**Selected passage**
BK polyomavirus evades innate immune sensing by disrupting the mitochondrial network and promotes mitophagy

Abstract Immune escape contributes to viral persistence, yet little is known about human polyomaviruses. BK-polyomavirus (BKPyV) asymptomatically infects 90% of humans, but causes premature allograft failure in kidney transplant patients. Despite virus-specific T-cells and neutralizing antibodies, BKPyV persists in kidneys and evades immune control as evidenced by urinary shedding in immunocompetent individuals. Here, we report that BKPyV disrupts the mitochondrial network and membrane potential when expressing the 66aa-long agnoprotein during late replication. Agnoprotein is necessary and sufficient, using its amino-terminal and central domain for mitochondrial targeting and network disruption, respectively. Agnoprotein impairs nuclear IRF3-translocation, interferon-beta expression, and promotes p62/SQSTM1-mitophagy. Agnoprotein-mutant viruses unable to disrupt mitochondria show reduced replication, increased interferon-beta expression, but can be rescued by type-I-interferon-blockade, TBK1-inhibition, or CoCl2-treatment. Mitochondrial fragmentation and p62/SQSTM1-autophagy occur in allograft biopsies of kidney transplant patients with BKPyV-nephropathy. JCPyV- and SV40-infection similarly disrupt mitochondrial networks indicating a conserved mechanism facilitating polyomavirus persistence and post-transplant disease.

**Given entries**
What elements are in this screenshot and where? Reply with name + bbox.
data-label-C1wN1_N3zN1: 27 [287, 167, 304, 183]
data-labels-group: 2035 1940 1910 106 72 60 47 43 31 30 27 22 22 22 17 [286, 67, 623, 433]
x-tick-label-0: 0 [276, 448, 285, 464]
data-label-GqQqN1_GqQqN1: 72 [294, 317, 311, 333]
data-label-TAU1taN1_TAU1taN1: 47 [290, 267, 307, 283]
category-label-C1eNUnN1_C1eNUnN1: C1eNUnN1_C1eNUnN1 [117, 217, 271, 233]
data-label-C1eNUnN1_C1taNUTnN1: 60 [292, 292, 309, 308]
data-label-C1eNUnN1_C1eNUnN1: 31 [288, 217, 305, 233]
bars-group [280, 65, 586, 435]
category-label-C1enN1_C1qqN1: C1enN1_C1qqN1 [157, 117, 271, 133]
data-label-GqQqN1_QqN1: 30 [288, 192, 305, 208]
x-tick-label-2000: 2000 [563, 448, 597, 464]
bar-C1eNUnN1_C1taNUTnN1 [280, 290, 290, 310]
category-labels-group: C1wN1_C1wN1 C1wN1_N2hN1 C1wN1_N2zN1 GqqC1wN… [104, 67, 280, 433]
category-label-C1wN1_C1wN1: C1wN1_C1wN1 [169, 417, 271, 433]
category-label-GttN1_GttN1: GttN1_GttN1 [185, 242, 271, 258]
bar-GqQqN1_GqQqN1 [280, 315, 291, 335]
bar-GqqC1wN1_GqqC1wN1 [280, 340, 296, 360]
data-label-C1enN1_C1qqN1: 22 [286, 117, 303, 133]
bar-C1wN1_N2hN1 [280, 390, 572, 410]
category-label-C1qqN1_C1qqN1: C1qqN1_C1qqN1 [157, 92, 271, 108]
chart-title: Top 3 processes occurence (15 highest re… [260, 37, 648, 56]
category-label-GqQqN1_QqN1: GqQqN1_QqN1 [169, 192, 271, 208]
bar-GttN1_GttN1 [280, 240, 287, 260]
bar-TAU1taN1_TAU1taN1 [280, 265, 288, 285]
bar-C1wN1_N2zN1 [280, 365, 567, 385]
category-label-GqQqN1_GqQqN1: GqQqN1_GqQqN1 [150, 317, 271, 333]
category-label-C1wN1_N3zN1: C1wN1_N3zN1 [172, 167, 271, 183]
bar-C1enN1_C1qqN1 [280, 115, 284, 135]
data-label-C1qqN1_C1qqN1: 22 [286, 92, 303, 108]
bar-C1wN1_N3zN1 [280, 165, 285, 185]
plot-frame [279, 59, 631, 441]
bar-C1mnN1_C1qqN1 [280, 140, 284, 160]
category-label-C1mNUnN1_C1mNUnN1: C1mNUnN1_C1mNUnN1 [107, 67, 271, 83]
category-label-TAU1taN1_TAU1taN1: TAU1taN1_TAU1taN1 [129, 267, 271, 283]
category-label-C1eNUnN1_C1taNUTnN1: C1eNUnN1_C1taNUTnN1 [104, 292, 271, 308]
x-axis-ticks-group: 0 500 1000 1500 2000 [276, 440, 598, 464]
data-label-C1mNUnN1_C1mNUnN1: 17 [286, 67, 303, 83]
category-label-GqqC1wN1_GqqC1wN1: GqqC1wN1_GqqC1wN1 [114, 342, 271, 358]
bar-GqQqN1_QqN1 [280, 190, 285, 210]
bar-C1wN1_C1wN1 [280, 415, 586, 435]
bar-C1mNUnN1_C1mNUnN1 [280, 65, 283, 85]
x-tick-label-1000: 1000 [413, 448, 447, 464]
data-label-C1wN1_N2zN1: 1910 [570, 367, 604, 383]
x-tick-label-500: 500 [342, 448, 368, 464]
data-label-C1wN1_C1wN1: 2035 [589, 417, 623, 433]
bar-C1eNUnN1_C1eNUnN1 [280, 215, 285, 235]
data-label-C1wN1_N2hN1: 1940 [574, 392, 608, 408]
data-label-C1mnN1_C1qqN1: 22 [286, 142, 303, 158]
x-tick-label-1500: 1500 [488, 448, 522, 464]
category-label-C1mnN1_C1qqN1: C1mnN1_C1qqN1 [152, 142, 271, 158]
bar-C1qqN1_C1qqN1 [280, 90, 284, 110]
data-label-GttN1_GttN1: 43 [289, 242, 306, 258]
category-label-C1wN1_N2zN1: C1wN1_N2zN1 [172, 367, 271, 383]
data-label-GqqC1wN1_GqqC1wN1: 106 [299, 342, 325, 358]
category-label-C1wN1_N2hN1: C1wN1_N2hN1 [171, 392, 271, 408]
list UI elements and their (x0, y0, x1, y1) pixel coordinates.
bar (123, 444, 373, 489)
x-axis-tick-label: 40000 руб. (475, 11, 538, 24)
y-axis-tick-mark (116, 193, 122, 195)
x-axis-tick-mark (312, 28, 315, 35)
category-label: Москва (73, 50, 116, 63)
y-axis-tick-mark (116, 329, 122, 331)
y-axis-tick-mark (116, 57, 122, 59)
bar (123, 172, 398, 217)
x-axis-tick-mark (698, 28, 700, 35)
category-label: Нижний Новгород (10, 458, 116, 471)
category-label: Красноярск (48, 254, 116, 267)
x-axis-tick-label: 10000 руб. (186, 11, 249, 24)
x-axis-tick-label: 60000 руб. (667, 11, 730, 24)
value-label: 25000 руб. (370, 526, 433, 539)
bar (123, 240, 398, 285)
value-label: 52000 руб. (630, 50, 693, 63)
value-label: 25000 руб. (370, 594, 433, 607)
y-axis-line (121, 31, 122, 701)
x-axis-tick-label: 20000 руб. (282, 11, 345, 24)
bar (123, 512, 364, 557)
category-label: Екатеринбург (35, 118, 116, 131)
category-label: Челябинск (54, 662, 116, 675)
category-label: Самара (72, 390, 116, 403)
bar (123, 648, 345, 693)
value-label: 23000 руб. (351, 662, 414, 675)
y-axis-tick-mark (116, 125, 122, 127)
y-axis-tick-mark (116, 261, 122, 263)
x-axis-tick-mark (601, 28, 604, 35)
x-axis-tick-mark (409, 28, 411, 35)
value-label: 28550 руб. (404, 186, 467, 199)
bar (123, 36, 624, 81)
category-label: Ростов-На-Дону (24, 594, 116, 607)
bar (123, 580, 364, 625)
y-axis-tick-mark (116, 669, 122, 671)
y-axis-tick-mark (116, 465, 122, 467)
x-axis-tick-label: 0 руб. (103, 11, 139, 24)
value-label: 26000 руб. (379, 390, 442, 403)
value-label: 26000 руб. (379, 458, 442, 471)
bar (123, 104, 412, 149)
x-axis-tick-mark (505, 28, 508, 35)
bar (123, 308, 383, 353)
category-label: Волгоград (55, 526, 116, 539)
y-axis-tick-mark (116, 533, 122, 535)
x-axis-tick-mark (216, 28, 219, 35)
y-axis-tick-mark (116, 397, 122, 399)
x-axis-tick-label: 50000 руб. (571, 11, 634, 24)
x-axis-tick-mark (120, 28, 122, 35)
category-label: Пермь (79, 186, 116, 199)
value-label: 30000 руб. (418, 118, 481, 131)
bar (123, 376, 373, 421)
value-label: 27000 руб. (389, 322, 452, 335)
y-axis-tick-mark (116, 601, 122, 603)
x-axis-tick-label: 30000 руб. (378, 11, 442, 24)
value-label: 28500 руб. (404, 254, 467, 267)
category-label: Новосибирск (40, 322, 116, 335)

**Task goal**
From the abstract on BK polyomavirus, list every treatment it says can rescue agnoprotein-mutant viruses.

**Exercise output**
- type-I-interferon-blockade
- TBK1-inhibition
- CoCl2-treatment